Exercise requirements >> Scan the data below and pick out the lines containing the word "anybody".

Available records >>
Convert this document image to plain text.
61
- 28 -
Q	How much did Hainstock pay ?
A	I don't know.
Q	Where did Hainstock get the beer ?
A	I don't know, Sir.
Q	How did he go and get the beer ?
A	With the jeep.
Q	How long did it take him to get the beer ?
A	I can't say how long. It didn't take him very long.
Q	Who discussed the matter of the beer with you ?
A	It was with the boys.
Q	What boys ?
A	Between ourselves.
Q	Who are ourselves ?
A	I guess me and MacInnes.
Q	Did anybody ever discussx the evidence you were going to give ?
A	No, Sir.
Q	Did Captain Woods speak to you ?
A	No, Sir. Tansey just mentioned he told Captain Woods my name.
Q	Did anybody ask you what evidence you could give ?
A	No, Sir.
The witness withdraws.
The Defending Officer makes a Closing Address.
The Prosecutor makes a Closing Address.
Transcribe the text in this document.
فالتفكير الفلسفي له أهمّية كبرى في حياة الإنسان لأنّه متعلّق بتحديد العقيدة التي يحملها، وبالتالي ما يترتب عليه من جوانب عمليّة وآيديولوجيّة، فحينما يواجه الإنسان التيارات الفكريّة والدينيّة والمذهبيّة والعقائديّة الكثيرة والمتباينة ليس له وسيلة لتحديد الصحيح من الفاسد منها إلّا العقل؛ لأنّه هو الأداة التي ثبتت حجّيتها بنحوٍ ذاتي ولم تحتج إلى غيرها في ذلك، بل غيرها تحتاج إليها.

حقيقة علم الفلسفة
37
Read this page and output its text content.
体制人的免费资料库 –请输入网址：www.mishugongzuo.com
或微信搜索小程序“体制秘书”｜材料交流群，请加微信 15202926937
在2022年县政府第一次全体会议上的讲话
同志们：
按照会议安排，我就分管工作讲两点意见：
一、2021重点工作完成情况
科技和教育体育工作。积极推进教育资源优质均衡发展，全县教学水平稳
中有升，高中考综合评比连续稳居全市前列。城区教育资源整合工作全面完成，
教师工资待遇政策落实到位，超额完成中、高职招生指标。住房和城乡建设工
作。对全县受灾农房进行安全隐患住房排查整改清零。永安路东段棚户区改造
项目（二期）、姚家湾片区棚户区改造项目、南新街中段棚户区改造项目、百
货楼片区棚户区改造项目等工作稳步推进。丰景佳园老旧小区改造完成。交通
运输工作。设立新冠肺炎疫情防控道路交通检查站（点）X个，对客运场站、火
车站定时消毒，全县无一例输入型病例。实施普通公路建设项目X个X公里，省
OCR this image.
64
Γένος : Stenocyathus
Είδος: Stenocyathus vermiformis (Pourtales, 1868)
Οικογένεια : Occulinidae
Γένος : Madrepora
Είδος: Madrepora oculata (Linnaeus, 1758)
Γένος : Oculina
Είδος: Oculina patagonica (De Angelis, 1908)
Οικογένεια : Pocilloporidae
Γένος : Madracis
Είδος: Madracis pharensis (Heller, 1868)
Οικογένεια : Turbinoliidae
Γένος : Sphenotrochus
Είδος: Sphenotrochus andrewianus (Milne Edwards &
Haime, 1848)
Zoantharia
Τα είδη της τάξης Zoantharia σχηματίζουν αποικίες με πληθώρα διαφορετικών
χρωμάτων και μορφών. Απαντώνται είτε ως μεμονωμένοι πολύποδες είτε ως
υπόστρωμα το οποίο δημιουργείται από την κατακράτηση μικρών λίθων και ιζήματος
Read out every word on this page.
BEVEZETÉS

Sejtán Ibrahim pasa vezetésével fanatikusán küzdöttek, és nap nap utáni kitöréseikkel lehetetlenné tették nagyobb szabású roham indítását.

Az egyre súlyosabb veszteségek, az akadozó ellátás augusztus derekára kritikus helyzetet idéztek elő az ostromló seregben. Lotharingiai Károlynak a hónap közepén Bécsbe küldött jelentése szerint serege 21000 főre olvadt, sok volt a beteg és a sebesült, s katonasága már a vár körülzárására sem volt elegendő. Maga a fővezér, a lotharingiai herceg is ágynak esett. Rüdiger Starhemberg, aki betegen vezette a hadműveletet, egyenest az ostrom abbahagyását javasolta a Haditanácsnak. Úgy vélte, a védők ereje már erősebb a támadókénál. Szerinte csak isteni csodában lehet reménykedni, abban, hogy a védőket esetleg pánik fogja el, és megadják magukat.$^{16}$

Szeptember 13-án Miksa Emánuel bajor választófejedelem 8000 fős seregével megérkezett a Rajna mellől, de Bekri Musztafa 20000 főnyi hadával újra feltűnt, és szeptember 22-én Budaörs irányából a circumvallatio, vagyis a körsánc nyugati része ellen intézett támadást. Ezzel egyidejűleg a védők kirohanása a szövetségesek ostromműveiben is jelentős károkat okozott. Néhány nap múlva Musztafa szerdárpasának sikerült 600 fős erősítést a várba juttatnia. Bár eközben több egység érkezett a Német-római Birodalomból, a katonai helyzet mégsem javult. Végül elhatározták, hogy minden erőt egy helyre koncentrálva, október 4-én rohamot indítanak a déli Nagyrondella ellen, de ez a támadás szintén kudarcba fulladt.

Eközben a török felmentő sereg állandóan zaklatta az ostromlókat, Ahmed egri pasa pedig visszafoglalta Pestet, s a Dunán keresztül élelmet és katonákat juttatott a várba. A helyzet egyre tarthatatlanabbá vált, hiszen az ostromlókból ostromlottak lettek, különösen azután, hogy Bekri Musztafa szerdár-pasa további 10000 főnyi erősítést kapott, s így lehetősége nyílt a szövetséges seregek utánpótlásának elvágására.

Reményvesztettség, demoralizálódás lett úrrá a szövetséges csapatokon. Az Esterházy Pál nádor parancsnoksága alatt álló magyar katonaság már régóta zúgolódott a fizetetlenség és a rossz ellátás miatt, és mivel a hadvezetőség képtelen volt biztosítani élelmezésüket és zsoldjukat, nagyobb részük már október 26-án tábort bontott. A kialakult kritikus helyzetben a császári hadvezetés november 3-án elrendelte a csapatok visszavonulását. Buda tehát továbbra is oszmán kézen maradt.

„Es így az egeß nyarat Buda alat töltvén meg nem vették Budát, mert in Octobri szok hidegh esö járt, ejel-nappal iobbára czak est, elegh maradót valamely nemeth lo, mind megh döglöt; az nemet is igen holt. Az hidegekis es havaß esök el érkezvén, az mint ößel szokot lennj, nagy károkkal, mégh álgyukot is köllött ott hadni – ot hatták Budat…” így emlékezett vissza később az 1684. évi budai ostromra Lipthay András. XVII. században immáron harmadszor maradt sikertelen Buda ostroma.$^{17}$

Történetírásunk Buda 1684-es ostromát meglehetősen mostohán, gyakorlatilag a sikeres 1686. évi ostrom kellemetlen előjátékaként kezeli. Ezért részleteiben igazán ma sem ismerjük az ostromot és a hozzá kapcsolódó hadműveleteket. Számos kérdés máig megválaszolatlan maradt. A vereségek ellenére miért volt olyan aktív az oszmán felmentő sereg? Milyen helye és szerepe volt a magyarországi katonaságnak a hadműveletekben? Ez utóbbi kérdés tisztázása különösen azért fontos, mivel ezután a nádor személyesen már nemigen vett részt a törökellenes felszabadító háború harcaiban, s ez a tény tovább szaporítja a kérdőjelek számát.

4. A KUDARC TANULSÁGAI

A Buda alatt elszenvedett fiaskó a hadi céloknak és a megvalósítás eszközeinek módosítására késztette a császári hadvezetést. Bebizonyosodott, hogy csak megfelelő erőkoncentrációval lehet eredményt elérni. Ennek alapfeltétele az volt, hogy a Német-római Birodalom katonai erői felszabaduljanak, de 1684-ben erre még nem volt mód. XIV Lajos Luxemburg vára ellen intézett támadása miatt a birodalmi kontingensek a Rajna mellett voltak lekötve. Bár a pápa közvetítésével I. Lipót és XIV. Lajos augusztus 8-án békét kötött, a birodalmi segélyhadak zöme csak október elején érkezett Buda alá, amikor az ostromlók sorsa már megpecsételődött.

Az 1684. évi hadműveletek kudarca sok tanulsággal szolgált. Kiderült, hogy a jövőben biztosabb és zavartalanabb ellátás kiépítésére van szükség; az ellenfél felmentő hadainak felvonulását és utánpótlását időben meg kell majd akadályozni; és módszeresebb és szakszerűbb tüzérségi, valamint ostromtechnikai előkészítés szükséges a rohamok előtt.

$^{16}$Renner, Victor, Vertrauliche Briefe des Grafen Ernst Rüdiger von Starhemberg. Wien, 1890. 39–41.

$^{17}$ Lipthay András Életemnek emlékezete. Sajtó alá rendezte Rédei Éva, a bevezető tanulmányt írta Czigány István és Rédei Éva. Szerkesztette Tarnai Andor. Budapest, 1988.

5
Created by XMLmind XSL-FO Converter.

Output of the exercise >>
Q	Did anybody ever discussx the evidence you were going to give ?
Q	Did anybody ask you what evidence you could give ?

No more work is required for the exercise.